● DIRECTION: Rewrite the listing below with every "related-item" switched to "faq-item" and everything else left unchanged. Leave the pictures out of the output.

● Coordinate annotation listing:
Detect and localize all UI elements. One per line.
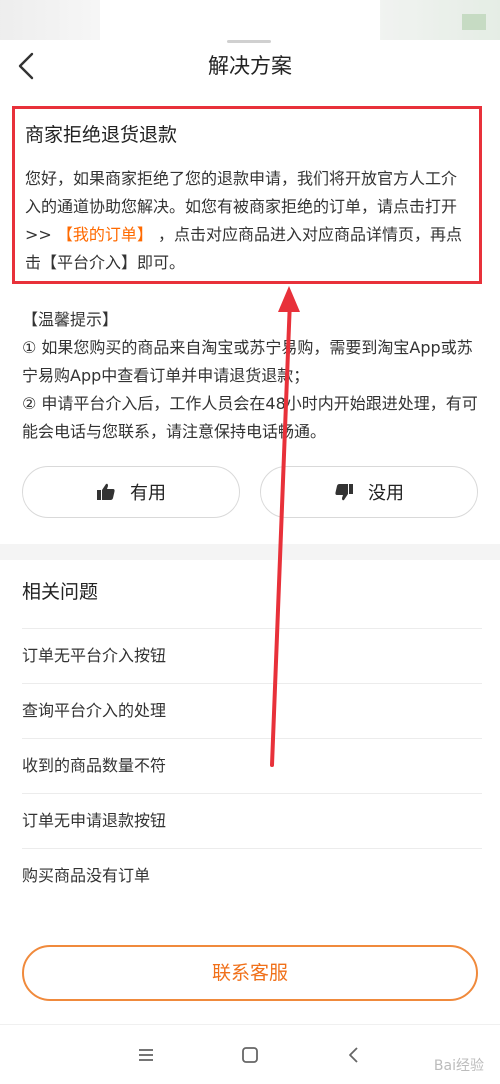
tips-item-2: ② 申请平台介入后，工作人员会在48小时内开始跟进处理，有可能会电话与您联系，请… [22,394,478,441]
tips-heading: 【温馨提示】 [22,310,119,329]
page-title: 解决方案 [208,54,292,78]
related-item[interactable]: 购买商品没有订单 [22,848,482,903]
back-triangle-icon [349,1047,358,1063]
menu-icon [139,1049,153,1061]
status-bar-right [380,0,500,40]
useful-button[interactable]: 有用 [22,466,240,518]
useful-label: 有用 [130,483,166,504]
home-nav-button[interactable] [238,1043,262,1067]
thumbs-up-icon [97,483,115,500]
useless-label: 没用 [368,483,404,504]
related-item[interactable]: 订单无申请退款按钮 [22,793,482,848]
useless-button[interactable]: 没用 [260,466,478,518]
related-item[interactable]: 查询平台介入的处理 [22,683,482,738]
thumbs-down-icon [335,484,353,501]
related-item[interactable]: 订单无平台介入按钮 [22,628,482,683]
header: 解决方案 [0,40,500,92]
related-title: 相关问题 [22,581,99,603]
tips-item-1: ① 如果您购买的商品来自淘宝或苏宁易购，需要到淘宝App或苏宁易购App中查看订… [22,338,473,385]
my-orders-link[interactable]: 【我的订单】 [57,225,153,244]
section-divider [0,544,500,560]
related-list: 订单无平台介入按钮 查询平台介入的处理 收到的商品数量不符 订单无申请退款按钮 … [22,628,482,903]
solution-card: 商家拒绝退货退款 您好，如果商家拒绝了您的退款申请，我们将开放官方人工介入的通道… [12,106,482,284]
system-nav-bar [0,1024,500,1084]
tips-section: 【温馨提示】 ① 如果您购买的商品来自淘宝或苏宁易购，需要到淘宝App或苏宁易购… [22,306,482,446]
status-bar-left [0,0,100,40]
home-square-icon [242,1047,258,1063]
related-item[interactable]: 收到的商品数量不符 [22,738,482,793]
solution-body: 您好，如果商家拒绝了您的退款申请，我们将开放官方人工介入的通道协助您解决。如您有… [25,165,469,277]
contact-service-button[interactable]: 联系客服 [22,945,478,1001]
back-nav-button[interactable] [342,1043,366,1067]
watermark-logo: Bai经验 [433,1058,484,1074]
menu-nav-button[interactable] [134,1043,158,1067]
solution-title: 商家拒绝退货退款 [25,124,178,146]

● SOLUTION FOR THIS PROBLEM:
Detect and localize all UI elements. One per line.
tips-item-2: ② 申请平台介入后，工作人员会在48小时内开始跟进处理，有可能会电话与您联系，请… [22,394,478,441]
tips-heading: 【温馨提示】 [22,310,119,329]
page-title: 解决方案 [208,54,292,78]
faq-item[interactable]: 购买商品没有订单 [22,848,482,903]
back-triangle-icon [349,1047,358,1063]
menu-icon [139,1049,153,1061]
status-bar-right [380,0,500,40]
useful-button[interactable]: 有用 [22,466,240,518]
useful-label: 有用 [130,483,166,504]
home-nav-button[interactable] [238,1043,262,1067]
thumbs-up-icon [97,483,115,500]
useless-label: 没用 [368,483,404,504]
faq-item[interactable]: 订单无申请退款按钮 [22,793,482,848]
useless-button[interactable]: 没用 [260,466,478,518]
faq-item[interactable]: 查询平台介入的处理 [22,683,482,738]
thumbs-down-icon [335,484,353,501]
faq-item[interactable]: 订单无平台介入按钮 [22,628,482,683]
header: 解决方案 [0,40,500,92]
related-title: 相关问题 [22,581,99,603]
tips-item-1: ① 如果您购买的商品来自淘宝或苏宁易购，需要到淘宝App或苏宁易购App中查看订… [22,338,473,385]
my-orders-link[interactable]: 【我的订单】 [57,225,153,244]
section-divider [0,544,500,560]
related-list: 订单无平台介入按钮 查询平台介入的处理 收到的商品数量不符 订单无申请退款按钮 … [22,628,482,903]
solution-card: 商家拒绝退货退款 您好，如果商家拒绝了您的退款申请，我们将开放官方人工介入的通道… [12,106,482,284]
system-nav-bar [0,1024,500,1084]
tips-section: 【温馨提示】 ① 如果您购买的商品来自淘宝或苏宁易购，需要到淘宝App或苏宁易购… [22,306,482,446]
status-bar-left [0,0,100,40]
home-square-icon [242,1047,258,1063]
faq-item[interactable]: 收到的商品数量不符 [22,738,482,793]
solution-body: 您好，如果商家拒绝了您的退款申请，我们将开放官方人工介入的通道协助您解决。如您有… [25,165,469,277]
contact-service-button[interactable]: 联系客服 [22,945,478,1001]
back-nav-button[interactable] [342,1043,366,1067]
watermark-logo: Bai经验 [433,1058,484,1074]
menu-nav-button[interactable] [134,1043,158,1067]
solution-title: 商家拒绝退货退款 [25,124,178,146]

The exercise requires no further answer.